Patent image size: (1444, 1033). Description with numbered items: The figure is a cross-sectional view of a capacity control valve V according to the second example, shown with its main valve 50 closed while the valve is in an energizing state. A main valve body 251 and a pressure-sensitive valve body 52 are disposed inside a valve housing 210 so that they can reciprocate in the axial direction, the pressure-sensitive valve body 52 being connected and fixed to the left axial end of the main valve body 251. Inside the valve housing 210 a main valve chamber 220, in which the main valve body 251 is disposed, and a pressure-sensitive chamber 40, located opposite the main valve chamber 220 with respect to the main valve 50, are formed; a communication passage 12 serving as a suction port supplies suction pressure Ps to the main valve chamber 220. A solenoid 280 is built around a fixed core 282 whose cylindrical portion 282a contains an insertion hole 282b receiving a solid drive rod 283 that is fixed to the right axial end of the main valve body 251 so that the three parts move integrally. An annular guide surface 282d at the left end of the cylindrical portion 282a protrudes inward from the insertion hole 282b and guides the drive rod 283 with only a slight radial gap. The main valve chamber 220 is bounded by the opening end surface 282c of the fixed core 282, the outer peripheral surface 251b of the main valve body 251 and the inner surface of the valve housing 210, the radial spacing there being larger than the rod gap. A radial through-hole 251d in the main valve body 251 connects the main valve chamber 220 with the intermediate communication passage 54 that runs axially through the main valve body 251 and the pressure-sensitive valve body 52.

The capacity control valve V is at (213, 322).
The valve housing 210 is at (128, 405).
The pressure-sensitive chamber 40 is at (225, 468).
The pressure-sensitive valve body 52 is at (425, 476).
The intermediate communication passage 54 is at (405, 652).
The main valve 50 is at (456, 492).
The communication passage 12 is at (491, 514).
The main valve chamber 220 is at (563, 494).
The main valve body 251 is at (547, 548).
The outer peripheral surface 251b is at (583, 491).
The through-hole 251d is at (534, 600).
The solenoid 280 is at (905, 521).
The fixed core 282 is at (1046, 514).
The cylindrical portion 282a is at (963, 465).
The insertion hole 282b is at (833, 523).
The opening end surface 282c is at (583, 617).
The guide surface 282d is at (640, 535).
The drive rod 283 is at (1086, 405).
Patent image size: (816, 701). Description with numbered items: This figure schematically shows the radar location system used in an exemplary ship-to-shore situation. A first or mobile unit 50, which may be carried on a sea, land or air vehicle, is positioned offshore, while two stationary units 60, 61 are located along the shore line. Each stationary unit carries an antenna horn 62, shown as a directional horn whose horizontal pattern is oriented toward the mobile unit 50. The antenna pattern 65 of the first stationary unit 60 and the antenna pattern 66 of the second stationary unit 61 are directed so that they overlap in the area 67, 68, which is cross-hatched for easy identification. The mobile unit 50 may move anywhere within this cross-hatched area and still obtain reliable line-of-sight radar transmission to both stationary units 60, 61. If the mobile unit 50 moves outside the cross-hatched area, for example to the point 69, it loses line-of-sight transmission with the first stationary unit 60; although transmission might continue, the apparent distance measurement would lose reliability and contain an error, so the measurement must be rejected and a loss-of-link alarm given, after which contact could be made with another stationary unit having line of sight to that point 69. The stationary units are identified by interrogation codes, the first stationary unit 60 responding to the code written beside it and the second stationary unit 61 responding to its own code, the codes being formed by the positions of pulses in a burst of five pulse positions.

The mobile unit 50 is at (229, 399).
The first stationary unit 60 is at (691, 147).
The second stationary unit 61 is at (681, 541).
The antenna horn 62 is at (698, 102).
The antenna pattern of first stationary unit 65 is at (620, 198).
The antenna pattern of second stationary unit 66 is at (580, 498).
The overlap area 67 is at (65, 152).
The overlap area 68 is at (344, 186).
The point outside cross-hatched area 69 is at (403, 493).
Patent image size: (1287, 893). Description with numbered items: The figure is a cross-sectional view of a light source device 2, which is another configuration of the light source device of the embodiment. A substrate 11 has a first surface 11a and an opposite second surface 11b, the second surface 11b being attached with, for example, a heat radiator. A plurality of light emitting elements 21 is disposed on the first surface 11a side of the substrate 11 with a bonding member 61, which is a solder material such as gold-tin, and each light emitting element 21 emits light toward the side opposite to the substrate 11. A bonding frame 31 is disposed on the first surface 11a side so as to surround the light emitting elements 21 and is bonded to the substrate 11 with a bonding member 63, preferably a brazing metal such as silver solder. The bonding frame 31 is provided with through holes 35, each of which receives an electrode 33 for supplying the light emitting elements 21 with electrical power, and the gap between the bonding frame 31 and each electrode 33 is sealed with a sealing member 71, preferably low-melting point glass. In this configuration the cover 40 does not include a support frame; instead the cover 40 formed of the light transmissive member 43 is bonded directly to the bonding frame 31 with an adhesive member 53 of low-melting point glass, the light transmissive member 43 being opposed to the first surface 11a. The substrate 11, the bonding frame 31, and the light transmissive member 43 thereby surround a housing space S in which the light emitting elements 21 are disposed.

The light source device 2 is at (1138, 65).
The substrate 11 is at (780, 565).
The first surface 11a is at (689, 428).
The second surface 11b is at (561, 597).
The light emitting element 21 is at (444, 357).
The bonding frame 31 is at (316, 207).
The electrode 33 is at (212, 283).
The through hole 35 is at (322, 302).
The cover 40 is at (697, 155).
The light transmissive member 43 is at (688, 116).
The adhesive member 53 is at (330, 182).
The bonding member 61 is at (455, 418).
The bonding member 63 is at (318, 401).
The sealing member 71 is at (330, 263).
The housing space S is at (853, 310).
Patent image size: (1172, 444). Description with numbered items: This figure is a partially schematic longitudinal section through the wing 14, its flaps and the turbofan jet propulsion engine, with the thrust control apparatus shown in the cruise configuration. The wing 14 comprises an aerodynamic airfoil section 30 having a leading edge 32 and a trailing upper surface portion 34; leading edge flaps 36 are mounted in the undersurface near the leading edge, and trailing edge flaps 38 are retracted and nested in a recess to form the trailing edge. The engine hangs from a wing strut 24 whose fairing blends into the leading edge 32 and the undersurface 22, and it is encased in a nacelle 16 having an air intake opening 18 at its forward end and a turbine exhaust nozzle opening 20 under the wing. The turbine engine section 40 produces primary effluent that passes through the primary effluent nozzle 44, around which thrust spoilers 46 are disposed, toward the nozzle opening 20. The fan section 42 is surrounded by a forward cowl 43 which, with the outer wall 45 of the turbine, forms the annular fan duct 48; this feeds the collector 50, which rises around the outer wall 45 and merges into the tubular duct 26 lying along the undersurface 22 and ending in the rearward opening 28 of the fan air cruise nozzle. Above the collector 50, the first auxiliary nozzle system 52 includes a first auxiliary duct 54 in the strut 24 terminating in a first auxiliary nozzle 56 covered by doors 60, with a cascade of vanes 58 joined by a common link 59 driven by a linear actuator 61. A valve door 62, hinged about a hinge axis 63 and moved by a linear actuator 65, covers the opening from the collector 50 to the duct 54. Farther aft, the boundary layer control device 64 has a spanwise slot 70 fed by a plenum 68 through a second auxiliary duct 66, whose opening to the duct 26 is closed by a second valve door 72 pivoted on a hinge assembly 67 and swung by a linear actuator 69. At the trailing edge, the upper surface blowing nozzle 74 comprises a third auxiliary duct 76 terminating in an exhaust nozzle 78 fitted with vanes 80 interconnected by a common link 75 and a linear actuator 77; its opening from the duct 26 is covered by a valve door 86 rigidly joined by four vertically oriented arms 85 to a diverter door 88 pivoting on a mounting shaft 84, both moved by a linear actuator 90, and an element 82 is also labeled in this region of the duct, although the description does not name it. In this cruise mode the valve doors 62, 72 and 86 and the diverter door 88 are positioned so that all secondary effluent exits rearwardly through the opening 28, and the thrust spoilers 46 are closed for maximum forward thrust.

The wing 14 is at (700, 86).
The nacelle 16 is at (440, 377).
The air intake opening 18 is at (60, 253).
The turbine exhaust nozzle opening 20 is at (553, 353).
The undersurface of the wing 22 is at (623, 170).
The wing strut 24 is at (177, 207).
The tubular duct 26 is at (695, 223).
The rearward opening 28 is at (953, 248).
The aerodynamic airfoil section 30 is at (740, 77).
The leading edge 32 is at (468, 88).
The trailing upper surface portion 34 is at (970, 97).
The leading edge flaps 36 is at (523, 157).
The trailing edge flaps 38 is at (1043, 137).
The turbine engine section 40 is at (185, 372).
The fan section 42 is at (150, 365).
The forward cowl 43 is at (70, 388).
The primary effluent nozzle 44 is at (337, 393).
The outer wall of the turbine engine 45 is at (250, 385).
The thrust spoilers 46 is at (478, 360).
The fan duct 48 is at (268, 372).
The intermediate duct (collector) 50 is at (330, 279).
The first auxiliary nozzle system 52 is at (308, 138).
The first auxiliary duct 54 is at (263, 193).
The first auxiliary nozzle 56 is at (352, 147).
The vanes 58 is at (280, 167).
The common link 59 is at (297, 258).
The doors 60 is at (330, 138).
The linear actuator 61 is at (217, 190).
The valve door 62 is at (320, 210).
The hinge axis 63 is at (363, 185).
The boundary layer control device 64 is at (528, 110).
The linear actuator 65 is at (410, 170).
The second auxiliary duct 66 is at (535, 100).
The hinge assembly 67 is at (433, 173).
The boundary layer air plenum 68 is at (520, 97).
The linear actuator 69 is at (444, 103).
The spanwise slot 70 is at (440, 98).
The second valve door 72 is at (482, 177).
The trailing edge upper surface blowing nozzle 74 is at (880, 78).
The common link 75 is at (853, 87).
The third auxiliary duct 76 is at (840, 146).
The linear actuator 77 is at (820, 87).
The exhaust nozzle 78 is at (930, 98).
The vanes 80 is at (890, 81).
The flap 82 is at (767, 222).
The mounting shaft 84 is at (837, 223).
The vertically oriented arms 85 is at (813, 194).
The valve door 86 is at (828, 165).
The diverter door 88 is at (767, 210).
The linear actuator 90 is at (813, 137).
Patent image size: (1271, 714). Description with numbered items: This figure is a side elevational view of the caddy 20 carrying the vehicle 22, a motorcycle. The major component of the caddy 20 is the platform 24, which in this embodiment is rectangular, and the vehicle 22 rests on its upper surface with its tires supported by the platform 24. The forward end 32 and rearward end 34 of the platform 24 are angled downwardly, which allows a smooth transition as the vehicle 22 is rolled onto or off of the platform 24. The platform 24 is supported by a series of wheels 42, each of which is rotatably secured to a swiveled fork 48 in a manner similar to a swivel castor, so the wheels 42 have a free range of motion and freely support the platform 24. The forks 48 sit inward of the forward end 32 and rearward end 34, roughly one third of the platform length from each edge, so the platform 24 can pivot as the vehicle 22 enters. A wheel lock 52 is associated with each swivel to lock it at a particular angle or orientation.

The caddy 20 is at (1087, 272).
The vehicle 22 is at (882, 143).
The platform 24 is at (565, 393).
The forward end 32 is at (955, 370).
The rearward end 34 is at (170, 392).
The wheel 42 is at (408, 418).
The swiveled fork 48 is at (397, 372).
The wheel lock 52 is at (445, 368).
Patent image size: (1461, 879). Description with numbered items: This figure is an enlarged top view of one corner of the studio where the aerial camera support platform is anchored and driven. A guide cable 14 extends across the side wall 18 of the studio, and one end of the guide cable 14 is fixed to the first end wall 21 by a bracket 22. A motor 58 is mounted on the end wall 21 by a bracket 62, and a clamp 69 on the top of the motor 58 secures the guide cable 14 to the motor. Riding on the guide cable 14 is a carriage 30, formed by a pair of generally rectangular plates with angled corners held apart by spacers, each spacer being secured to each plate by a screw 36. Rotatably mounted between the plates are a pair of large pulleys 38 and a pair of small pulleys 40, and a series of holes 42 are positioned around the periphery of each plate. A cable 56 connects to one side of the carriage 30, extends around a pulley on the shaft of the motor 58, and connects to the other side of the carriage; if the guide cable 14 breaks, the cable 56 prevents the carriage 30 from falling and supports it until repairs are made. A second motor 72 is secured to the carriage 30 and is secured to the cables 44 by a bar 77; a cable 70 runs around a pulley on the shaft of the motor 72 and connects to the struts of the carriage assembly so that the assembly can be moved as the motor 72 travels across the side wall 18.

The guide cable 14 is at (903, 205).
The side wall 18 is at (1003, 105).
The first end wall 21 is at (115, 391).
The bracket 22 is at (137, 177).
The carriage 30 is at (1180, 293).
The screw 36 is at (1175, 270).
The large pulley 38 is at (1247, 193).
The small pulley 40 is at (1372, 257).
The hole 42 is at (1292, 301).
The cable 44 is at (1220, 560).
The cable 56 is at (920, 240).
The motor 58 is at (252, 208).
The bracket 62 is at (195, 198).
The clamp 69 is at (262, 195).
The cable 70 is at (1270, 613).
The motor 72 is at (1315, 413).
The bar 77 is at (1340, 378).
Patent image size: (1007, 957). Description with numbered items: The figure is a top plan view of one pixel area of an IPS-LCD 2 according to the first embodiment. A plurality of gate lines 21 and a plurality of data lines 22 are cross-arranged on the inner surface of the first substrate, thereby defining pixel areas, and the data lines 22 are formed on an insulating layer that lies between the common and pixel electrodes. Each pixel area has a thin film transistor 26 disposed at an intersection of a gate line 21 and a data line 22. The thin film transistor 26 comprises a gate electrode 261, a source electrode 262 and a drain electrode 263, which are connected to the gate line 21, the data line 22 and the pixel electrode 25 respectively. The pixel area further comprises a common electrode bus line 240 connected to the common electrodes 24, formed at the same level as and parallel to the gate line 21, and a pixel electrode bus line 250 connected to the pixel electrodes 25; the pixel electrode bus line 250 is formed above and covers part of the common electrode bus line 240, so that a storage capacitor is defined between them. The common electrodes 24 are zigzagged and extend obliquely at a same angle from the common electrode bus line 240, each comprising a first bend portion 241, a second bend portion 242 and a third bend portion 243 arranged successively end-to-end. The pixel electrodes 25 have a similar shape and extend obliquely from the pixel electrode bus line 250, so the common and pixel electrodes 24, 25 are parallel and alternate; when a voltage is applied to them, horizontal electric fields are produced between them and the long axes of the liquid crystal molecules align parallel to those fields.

▸ WHAT NEEDS TO BE DONE:
Copy the records word for word, starting at the line that has "Patent image size: (816, 701)." and stopping after the line that has "The point outside".

▸ TASK SOLUTION:
Patent image size: (816, 701). Description with numbered items: This figure schematically shows the radar location system used in an exemplary ship-to-shore situation. A first or mobile unit 50, which may be carried on a sea, land or air vehicle, is positioned offshore, while two stationary units 60, 61 are located along the shore line. Each stationary unit carries an antenna horn 62, shown as a directional horn whose horizontal pattern is oriented toward the mobile unit 50. The antenna pattern 65 of the first stationary unit 60 and the antenna pattern 66 of the second stationary unit 61 are directed so that they overlap in the area 67, 68, which is cross-hatched for easy identification. The mobile unit 50 may move anywhere within this cross-hatched area and still obtain reliable line-of-sight radar transmission to both stationary units 60, 61. If the mobile unit 50 moves outside the cross-hatched area, for example to the point 69, it loses line-of-sight transmission with the first stationary unit 60; although transmission might continue, the apparent distance measurement would lose reliability and contain an error, so the measurement must be rejected and a loss-of-link alarm given, after which contact could be made with another stationary unit having line of sight to that point 69. The stationary units are identified by interrogation codes, the first stationary unit 60 responding to the code written beside it and the second stationary unit 61 responding to its own code, the codes being formed by the positions of pulses in a burst of five pulse positions.

The mobile unit 50 is at (229, 399).
The first stationary unit 60 is at (691, 147).
The second stationary unit 61 is at (681, 541).
The antenna horn 62 is at (698, 102).
The antenna pattern of first stationary unit 65 is at (620, 198).
The antenna pattern of second stationary unit 66 is at (580, 498).
The overlap area 67 is at (65, 152).
The overlap area 68 is at (344, 186).
The point outside cross-hatched area 69 is at (403, 493).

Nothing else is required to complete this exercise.